MATERIAL PROVIDED:
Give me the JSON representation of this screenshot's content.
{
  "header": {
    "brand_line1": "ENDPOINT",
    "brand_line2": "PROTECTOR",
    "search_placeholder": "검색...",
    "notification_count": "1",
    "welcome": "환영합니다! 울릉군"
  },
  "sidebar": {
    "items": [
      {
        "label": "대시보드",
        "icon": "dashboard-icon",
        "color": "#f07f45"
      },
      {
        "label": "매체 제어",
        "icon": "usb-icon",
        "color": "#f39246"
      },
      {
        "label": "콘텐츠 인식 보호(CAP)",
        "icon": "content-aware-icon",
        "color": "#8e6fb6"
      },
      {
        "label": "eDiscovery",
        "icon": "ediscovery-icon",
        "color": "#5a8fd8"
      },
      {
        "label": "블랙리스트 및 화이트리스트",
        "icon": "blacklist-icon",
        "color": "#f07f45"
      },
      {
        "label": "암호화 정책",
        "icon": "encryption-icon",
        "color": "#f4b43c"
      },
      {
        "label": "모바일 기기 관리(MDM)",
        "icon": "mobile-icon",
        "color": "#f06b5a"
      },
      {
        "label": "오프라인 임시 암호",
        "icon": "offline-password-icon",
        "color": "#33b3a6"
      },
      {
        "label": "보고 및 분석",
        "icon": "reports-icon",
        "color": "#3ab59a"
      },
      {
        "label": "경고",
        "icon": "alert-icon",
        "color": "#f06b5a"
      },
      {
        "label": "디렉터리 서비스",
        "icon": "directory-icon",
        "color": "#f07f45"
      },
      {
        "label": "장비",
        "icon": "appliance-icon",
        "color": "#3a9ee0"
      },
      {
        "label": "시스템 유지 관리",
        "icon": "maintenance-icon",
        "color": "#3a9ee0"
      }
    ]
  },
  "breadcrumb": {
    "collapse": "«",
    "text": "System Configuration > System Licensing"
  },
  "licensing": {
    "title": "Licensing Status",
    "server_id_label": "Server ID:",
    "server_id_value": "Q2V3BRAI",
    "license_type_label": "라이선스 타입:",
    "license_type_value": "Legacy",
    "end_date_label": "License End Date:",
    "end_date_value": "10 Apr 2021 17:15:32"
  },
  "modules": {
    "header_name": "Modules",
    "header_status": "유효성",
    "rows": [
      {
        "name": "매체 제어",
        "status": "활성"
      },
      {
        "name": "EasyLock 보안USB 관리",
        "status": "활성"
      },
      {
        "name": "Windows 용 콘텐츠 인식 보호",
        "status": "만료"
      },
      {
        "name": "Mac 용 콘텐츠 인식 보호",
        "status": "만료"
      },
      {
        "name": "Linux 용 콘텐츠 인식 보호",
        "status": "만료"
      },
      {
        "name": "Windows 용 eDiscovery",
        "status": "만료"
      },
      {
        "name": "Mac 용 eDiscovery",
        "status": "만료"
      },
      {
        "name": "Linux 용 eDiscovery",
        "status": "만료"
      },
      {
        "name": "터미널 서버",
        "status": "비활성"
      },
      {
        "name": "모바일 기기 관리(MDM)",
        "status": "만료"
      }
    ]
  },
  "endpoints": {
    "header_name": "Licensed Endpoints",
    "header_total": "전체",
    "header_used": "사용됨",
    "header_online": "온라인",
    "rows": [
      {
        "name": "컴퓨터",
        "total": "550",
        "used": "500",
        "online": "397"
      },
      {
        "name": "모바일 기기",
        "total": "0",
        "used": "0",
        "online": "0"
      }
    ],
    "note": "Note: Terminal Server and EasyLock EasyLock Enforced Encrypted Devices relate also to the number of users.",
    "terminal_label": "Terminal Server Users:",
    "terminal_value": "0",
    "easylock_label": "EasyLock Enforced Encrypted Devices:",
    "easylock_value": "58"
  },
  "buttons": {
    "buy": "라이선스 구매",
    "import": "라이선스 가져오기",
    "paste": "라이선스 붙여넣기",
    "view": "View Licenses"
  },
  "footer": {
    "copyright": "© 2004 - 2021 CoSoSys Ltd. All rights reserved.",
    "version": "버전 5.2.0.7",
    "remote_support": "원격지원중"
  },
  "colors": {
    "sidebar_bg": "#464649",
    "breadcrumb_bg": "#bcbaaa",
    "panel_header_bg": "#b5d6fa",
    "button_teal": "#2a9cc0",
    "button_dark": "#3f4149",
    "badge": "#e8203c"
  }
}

STATED PROBLEM:
Exactly as written, please output every entry.

RESULT OF THE EXERCISE:
Give me the JSON representation of this screenshot's content.
{
  "header": {
    "brand_line1": "ENDPOINT",
    "brand_line2": "PROTECTOR",
    "search_placeholder": "검색...",
    "notification_count": "1",
    "welcome": "환영합니다! 울릉군"
  },
  "sidebar": {
    "items": [
      {
        "label": "대시보드",
        "icon": "dashboard-icon",
        "color": "#f07f45"
      },
      {
        "label": "매체 제어",
        "icon": "usb-icon",
        "color": "#f39246"
      },
      {
        "label": "콘텐츠 인식 보호(CAP)",
        "icon": "content-aware-icon",
        "color": "#8e6fb6"
      },
      {
        "label": "eDiscovery",
        "icon": "ediscovery-icon",
        "color": "#5a8fd8"
      },
      {
        "label": "블랙리스트 및 화이트리스트",
        "icon": "blacklist-icon",
        "color": "#f07f45"
      },
      {
        "label": "암호화 정책",
        "icon": "encryption-icon",
        "color": "#f4b43c"
      },
      {
        "label": "모바일 기기 관리(MDM)",
        "icon": "mobile-icon",
        "color": "#f06b5a"
      },
      {
        "label": "오프라인 임시 암호",
        "icon": "offline-password-icon",
        "color": "#33b3a6"
      },
      {
        "label": "보고 및 분석",
        "icon": "reports-icon",
        "color": "#3ab59a"
      },
      {
        "label": "경고",
        "icon": "alert-icon",
        "color": "#f06b5a"
      },
      {
        "label": "디렉터리 서비스",
        "icon": "directory-icon",
        "color": "#f07f45"
      },
      {
        "label": "장비",
        "icon": "appliance-icon",
        "color": "#3a9ee0"
      },
      {
        "label": "시스템 유지 관리",
        "icon": "maintenance-icon",
        "color": "#3a9ee0"
      }
    ]
  },
  "breadcrumb": {
    "collapse": "«",
    "text": "System Configuration > System Licensing"
  },
  "licensing": {
    "title": "Licensing Status",
    "server_id_label": "Server ID:",
    "server_id_value": "Q2V3BRAI",
    "license_type_label": "라이선스 타입:",
    "license_type_value": "Legacy",
    "end_date_label": "License End Date:",
    "end_date_value": "10 Apr 2021 17:15:32"
  },
  "modules": {
    "header_name": "Modules",
    "header_status": "유효성",
    "rows": [
      {
        "name": "매체 제어",
        "status": "활성"
      },
      {
        "name": "EasyLock 보안USB 관리",
        "status": "활성"
      },
      {
        "name": "Windows 용 콘텐츠 인식 보호",
        "status": "만료"
      },
      {
        "name": "Mac 용 콘텐츠 인식 보호",
        "status": "만료"
      },
      {
        "name": "Linux 용 콘텐츠 인식 보호",
        "status": "만료"
      },
      {
        "name": "Windows 용 eDiscovery",
        "status": "만료"
      },
      {
        "name": "Mac 용 eDiscovery",
        "status": "만료"
      },
      {
        "name": "Linux 용 eDiscovery",
        "status": "만료"
      },
      {
        "name": "터미널 서버",
        "status": "비활성"
      },
      {
        "name": "모바일 기기 관리(MDM)",
        "status": "만료"
      }
    ]
  },
  "endpoints": {
    "header_name": "Licensed Endpoints",
    "header_total": "전체",
    "header_used": "사용됨",
    "header_online": "온라인",
    "rows": [
      {
        "name": "컴퓨터",
        "total": "550",
        "used": "500",
        "online": "397"
      },
      {
        "name": "모바일 기기",
        "total": "0",
        "used": "0",
        "online": "0"
      }
    ],
    "note": "Note: Terminal Server and EasyLock EasyLock Enforced Encrypted Devices relate also to the number of users.",
    "terminal_label": "Terminal Server Users:",
    "terminal_value": "0",
    "easylock_label": "EasyLock Enforced Encrypted Devices:",
    "easylock_value": "58"
  },
  "buttons": {
    "buy": "라이선스 구매",
    "import": "라이선스 가져오기",
    "paste": "라이선스 붙여넣기",
    "view": "View Licenses"
  },
  "footer": {
    "copyright": "© 2004 - 2021 CoSoSys Ltd. All rights reserved.",
    "version": "버전 5.2.0.7",
    "remote_support": "원격지원중"
  },
  "colors": {
    "sidebar_bg": "#464649",
    "breadcrumb_bg": "#bcbaaa",
    "panel_header_bg": "#b5d6fa",
    "button_teal": "#2a9cc0",
    "button_dark": "#3f4149",
    "badge": "#e8203c"
  }
}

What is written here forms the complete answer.